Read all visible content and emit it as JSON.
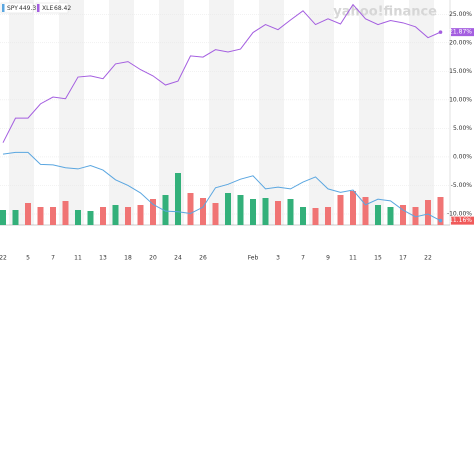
{
  "chart_data": {
    "type": "line",
    "watermark": "yahoo!finance",
    "categories": [
      "22",
      null,
      "5",
      null,
      "7",
      null,
      "11",
      null,
      "13",
      null,
      "18",
      null,
      "20",
      null,
      "24",
      null,
      "26",
      null,
      null,
      null,
      "Feb",
      null,
      "3",
      null,
      "7",
      null,
      "9",
      null,
      "11",
      null,
      "15",
      null,
      "17",
      null,
      "22",
      null
    ],
    "ylim": [
      -11.75,
      27.5
    ],
    "yticks": [
      {
        "value": 25,
        "label": "25.00%"
      },
      {
        "value": 20,
        "label": "20.00%"
      },
      {
        "value": 15,
        "label": "15.00%"
      },
      {
        "value": 10,
        "label": "10.00%"
      },
      {
        "value": 5,
        "label": "5.00%"
      },
      {
        "value": 0,
        "label": "0.00%"
      },
      {
        "value": -5,
        "label": "-5.00%"
      },
      {
        "value": -10,
        "label": "-10.00%"
      }
    ],
    "series": [
      {
        "name": "SPY",
        "legend_value": "449.32",
        "color": "#5aa6e0",
        "values": [
          0.5,
          0.8,
          0.8,
          -1.3,
          -1.4,
          -1.9,
          -2.1,
          -1.5,
          -2.3,
          -4.0,
          -5.0,
          -6.3,
          -8.3,
          -9.5,
          -9.6,
          -9.9,
          -8.8,
          -5.4,
          -4.8,
          -3.9,
          -3.3,
          -5.6,
          -5.3,
          -5.6,
          -4.4,
          -3.5,
          -5.6,
          -6.2,
          -5.8,
          -8.4,
          -7.4,
          -7.7,
          -9.3,
          -10.5,
          -10.0,
          -11.16
        ],
        "last_label": "-11.16%",
        "last_label_color": "#f05a5a"
      },
      {
        "name": "XLE",
        "legend_value": "68.42",
        "color": "#a45ee0",
        "values": [
          2.5,
          6.8,
          6.8,
          9.3,
          10.5,
          10.2,
          14.0,
          14.2,
          13.7,
          16.3,
          16.7,
          15.3,
          14.2,
          12.6,
          13.3,
          17.7,
          17.5,
          18.8,
          18.4,
          18.9,
          21.8,
          23.2,
          22.3,
          24.0,
          25.6,
          23.2,
          24.2,
          23.3,
          26.7,
          24.2,
          23.2,
          23.9,
          23.5,
          22.8,
          20.9,
          21.87
        ],
        "last_label": "21.87%",
        "last_label_color": "#a45ee0"
      }
    ],
    "volume": {
      "ylim": [
        0,
        224
      ],
      "values": [
        15,
        15,
        22,
        18,
        18,
        24,
        15,
        14,
        18,
        20,
        18,
        20,
        26,
        30,
        52,
        32,
        27,
        22,
        32,
        30,
        26,
        27,
        24,
        26,
        18,
        17,
        18,
        30,
        34,
        28,
        20,
        18,
        20,
        18,
        25,
        28
      ],
      "colors": [
        "#33b07a",
        "#33b07a",
        "#f07474",
        "#f07474",
        "#f07474",
        "#f07474",
        "#33b07a",
        "#33b07a",
        "#f07474",
        "#33b07a",
        "#f07474",
        "#f07474",
        "#f07474",
        "#33b07a",
        "#33b07a",
        "#f07474",
        "#f07474",
        "#f07474",
        "#33b07a",
        "#33b07a",
        "#33b07a",
        "#33b07a",
        "#f07474",
        "#33b07a",
        "#33b07a",
        "#f07474",
        "#f07474",
        "#f07474",
        "#f07474",
        "#f07474",
        "#33b07a",
        "#33b07a",
        "#f07474",
        "#f07474",
        "#f07474",
        "#f07474"
      ]
    }
  }
}
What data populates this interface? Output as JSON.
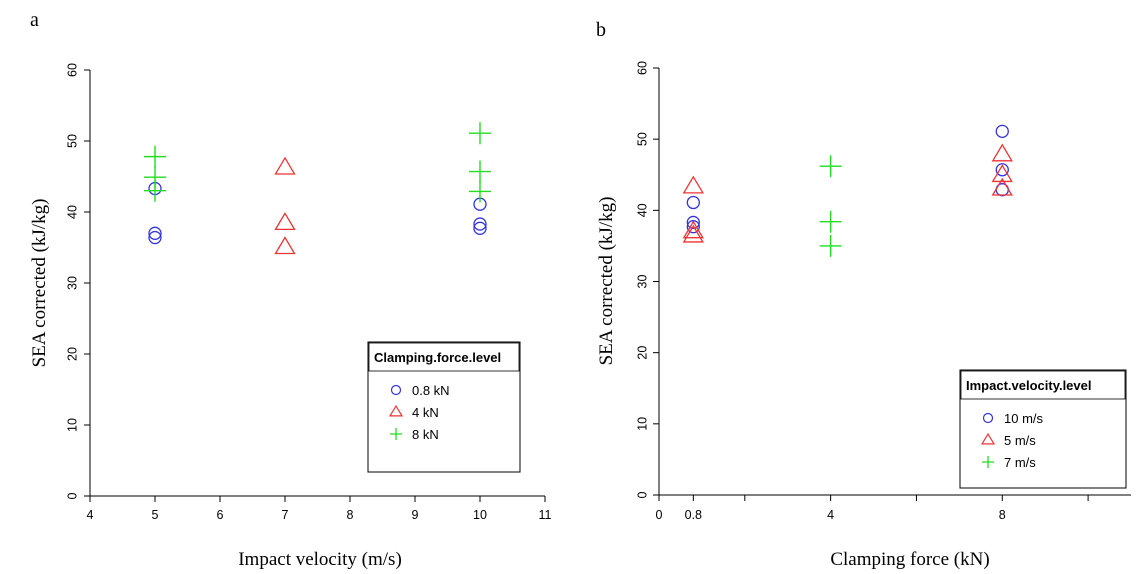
{
  "colors": {
    "circle": "#3333dd",
    "triangle": "#ee3333",
    "plus": "#22dd22"
  },
  "chart_data": [
    {
      "panel_label": "a",
      "type": "scatter",
      "xlabel": "Impact velocity (m/s)",
      "ylabel": "SEA corrected (kJ/kg)",
      "xlim": [
        4,
        11
      ],
      "ylim": [
        0,
        60
      ],
      "xticks": [
        {
          "v": 4,
          "label": "4"
        },
        {
          "v": 5,
          "label": "5"
        },
        {
          "v": 6,
          "label": "6"
        },
        {
          "v": 7,
          "label": "7"
        },
        {
          "v": 8,
          "label": "8"
        },
        {
          "v": 9,
          "label": "9"
        },
        {
          "v": 10,
          "label": "10"
        },
        {
          "v": 11,
          "label": "11"
        }
      ],
      "yticks": [
        {
          "v": 0,
          "label": "0"
        },
        {
          "v": 10,
          "label": "10"
        },
        {
          "v": 20,
          "label": "20"
        },
        {
          "v": 30,
          "label": "30"
        },
        {
          "v": 40,
          "label": "40"
        },
        {
          "v": 50,
          "label": "50"
        },
        {
          "v": 60,
          "label": "60"
        }
      ],
      "legend": {
        "title": "Clamping.force.level",
        "placement": "bottom-right",
        "entries": [
          {
            "label": "0.8 kN",
            "marker": "circle"
          },
          {
            "label": "4 kN",
            "marker": "triangle"
          },
          {
            "label": "8 kN",
            "marker": "plus"
          }
        ]
      },
      "series": [
        {
          "name": "0.8 kN",
          "marker": "circle",
          "points": [
            [
              5,
              43.3
            ],
            [
              5,
              37.0
            ],
            [
              5,
              36.4
            ],
            [
              10,
              41.1
            ],
            [
              10,
              38.3
            ],
            [
              10,
              37.7
            ]
          ]
        },
        {
          "name": "4 kN",
          "marker": "triangle",
          "points": [
            [
              7,
              46.2
            ],
            [
              7,
              38.4
            ],
            [
              7,
              35.0
            ]
          ]
        },
        {
          "name": "8 kN",
          "marker": "plus",
          "points": [
            [
              5,
              47.8
            ],
            [
              5,
              44.9
            ],
            [
              5,
              43.0
            ],
            [
              10,
              51.1
            ],
            [
              10,
              45.7
            ],
            [
              10,
              42.9
            ]
          ]
        }
      ]
    },
    {
      "panel_label": "b",
      "type": "scatter",
      "xlabel": "Clamping force (kN)",
      "ylabel": "SEA corrected (kJ/kg)",
      "xlim": [
        0,
        11
      ],
      "ylim": [
        0,
        60
      ],
      "xticks": [
        {
          "v": 0,
          "label": "0"
        },
        {
          "v": 0.8,
          "label": "0.8"
        },
        {
          "v": 2,
          "label": ""
        },
        {
          "v": 4,
          "label": "4"
        },
        {
          "v": 6,
          "label": ""
        },
        {
          "v": 8,
          "label": "8"
        },
        {
          "v": 10,
          "label": ""
        }
      ],
      "yticks": [
        {
          "v": 0,
          "label": "0"
        },
        {
          "v": 10,
          "label": "10"
        },
        {
          "v": 20,
          "label": "20"
        },
        {
          "v": 30,
          "label": "30"
        },
        {
          "v": 40,
          "label": "40"
        },
        {
          "v": 50,
          "label": "50"
        },
        {
          "v": 60,
          "label": "60"
        }
      ],
      "legend": {
        "title": "Impact.velocity.level",
        "placement": "bottom-right",
        "entries": [
          {
            "label": "10 m/s",
            "marker": "circle"
          },
          {
            "label": "5 m/s",
            "marker": "triangle"
          },
          {
            "label": "7 m/s",
            "marker": "plus"
          }
        ]
      },
      "series": [
        {
          "name": "10 m/s",
          "marker": "circle",
          "points": [
            [
              0.8,
              41.1
            ],
            [
              0.8,
              38.3
            ],
            [
              0.8,
              37.7
            ],
            [
              8,
              51.1
            ],
            [
              8,
              45.7
            ],
            [
              8,
              42.9
            ]
          ]
        },
        {
          "name": "5 m/s",
          "marker": "triangle",
          "points": [
            [
              0.8,
              43.3
            ],
            [
              0.8,
              37.0
            ],
            [
              0.8,
              36.4
            ],
            [
              8,
              47.8
            ],
            [
              8,
              44.9
            ],
            [
              8,
              43.0
            ]
          ]
        },
        {
          "name": "7 m/s",
          "marker": "plus",
          "points": [
            [
              4,
              46.2
            ],
            [
              4,
              38.4
            ],
            [
              4,
              35.0
            ]
          ]
        }
      ]
    }
  ]
}
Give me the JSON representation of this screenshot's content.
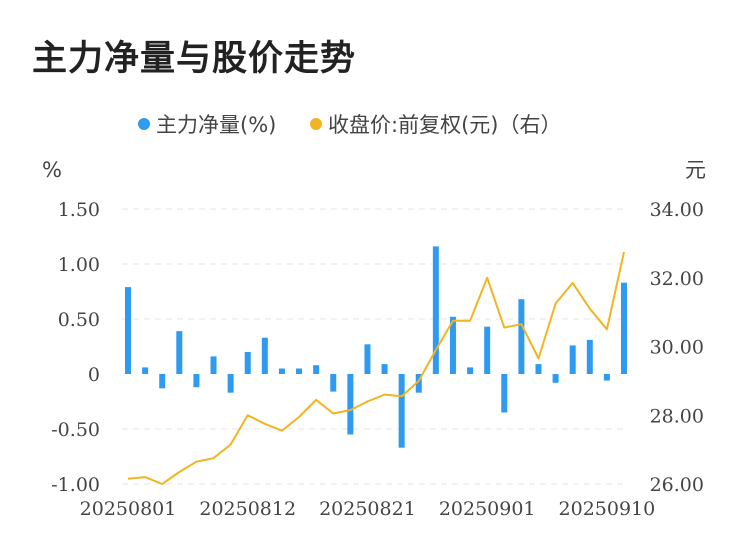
{
  "title": "主力净量与股价走势",
  "chart_data": {
    "type": "bar+line",
    "title": "主力净量与股价走势",
    "left_unit": "%",
    "right_unit": "元",
    "legend": [
      {
        "name": "主力净量(%)",
        "color": "#2f9bf0",
        "position": "top"
      },
      {
        "name": "收盘价:前复权(元)（右）",
        "color": "#f2b422"
      }
    ],
    "y_left": {
      "min": -1.0,
      "max": 1.5,
      "ticks": [
        1.5,
        1.0,
        0.5,
        0,
        -0.5,
        -1.0
      ],
      "tick_labels": [
        "1.50",
        "1.00",
        "0.50",
        "0",
        "-0.50",
        "-1.00"
      ]
    },
    "y_right": {
      "min": 26.0,
      "max": 34.0,
      "ticks": [
        34,
        32,
        30,
        28,
        26
      ],
      "tick_labels": [
        "34.00",
        "32.00",
        "30.00",
        "28.00",
        "26.00"
      ]
    },
    "x_tick_labels": [
      {
        "label": "20250801",
        "index": 0
      },
      {
        "label": "20250812",
        "index": 7
      },
      {
        "label": "20250821",
        "index": 14
      },
      {
        "label": "20250901",
        "index": 21
      },
      {
        "label": "20250910",
        "index": 28
      }
    ],
    "bars": [
      0.79,
      0.06,
      -0.13,
      0.39,
      -0.12,
      0.16,
      -0.17,
      0.2,
      0.33,
      0.05,
      0.05,
      0.08,
      -0.16,
      -0.55,
      0.27,
      0.09,
      -0.67,
      -0.17,
      1.16,
      0.52,
      0.06,
      0.43,
      -0.35,
      0.68,
      0.09,
      -0.08,
      0.26,
      0.31,
      -0.06,
      0.83
    ],
    "line": [
      26.15,
      26.2,
      26.0,
      26.35,
      26.65,
      26.75,
      27.15,
      28.0,
      27.75,
      27.55,
      27.95,
      28.45,
      28.05,
      28.15,
      28.4,
      28.6,
      28.55,
      29.0,
      29.9,
      30.75,
      30.75,
      32.0,
      30.55,
      30.65,
      29.65,
      31.25,
      31.85,
      31.1,
      30.5,
      32.75
    ]
  }
}
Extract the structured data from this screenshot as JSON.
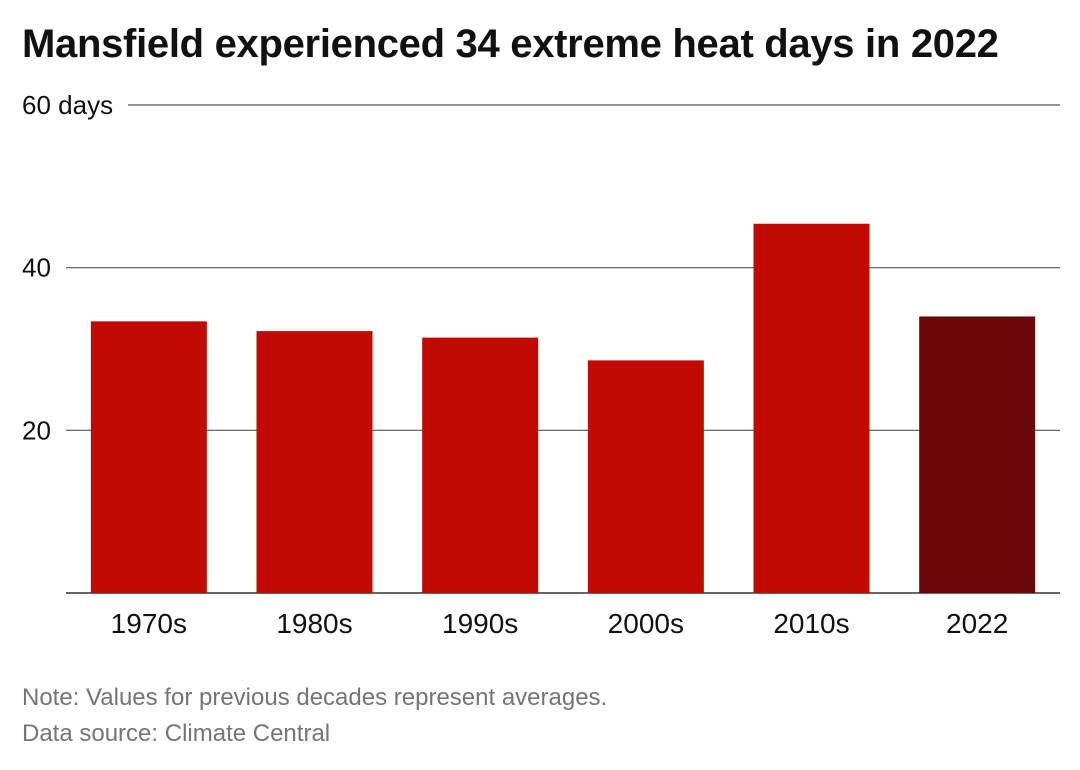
{
  "chart_data": {
    "type": "bar",
    "title": "Mansfield experienced 34 extreme heat days in 2022",
    "categories": [
      "1970s",
      "1980s",
      "1990s",
      "2000s",
      "2010s",
      "2022"
    ],
    "values": [
      33.4,
      32.2,
      31.4,
      28.6,
      45.4,
      34
    ],
    "highlight_index": 5,
    "ylim": [
      0,
      60
    ],
    "yticks": [
      0,
      20,
      40,
      60
    ],
    "ytick_labels": [
      "",
      "20",
      "40",
      "60 days"
    ],
    "grid": true,
    "legend": "none",
    "colors": {
      "bar": "#c10a02",
      "highlight": "#6a0809",
      "grid": "#555555"
    }
  },
  "footer": {
    "note": "Note: Values for previous decades represent averages.",
    "source": "Data source: Climate Central"
  }
}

++++++

Reproduce the lines from the line with "Extract the structured" through the last line of the entries exactly, including both ends and excluding pictures.

FINAL RESULT »
Extract the structured data from this screenshot as JSON.
{
  "chart_data": {
    "type": "bar",
    "title": "Mansfield experienced 34 extreme heat days in 2022",
    "categories": [
      "1970s",
      "1980s",
      "1990s",
      "2000s",
      "2010s",
      "2022"
    ],
    "values": [
      33.4,
      32.2,
      31.4,
      28.6,
      45.4,
      34
    ],
    "highlight_index": 5,
    "ylim": [
      0,
      60
    ],
    "yticks": [
      0,
      20,
      40,
      60
    ],
    "ytick_labels": [
      "",
      "20",
      "40",
      "60 days"
    ],
    "grid": true,
    "legend": "none",
    "colors": {
      "bar": "#c10a02",
      "highlight": "#6a0809",
      "grid": "#555555"
    }
  },
  "footer": {
    "note": "Note: Values for previous decades represent averages.",
    "source": "Data source: Climate Central"
  }
}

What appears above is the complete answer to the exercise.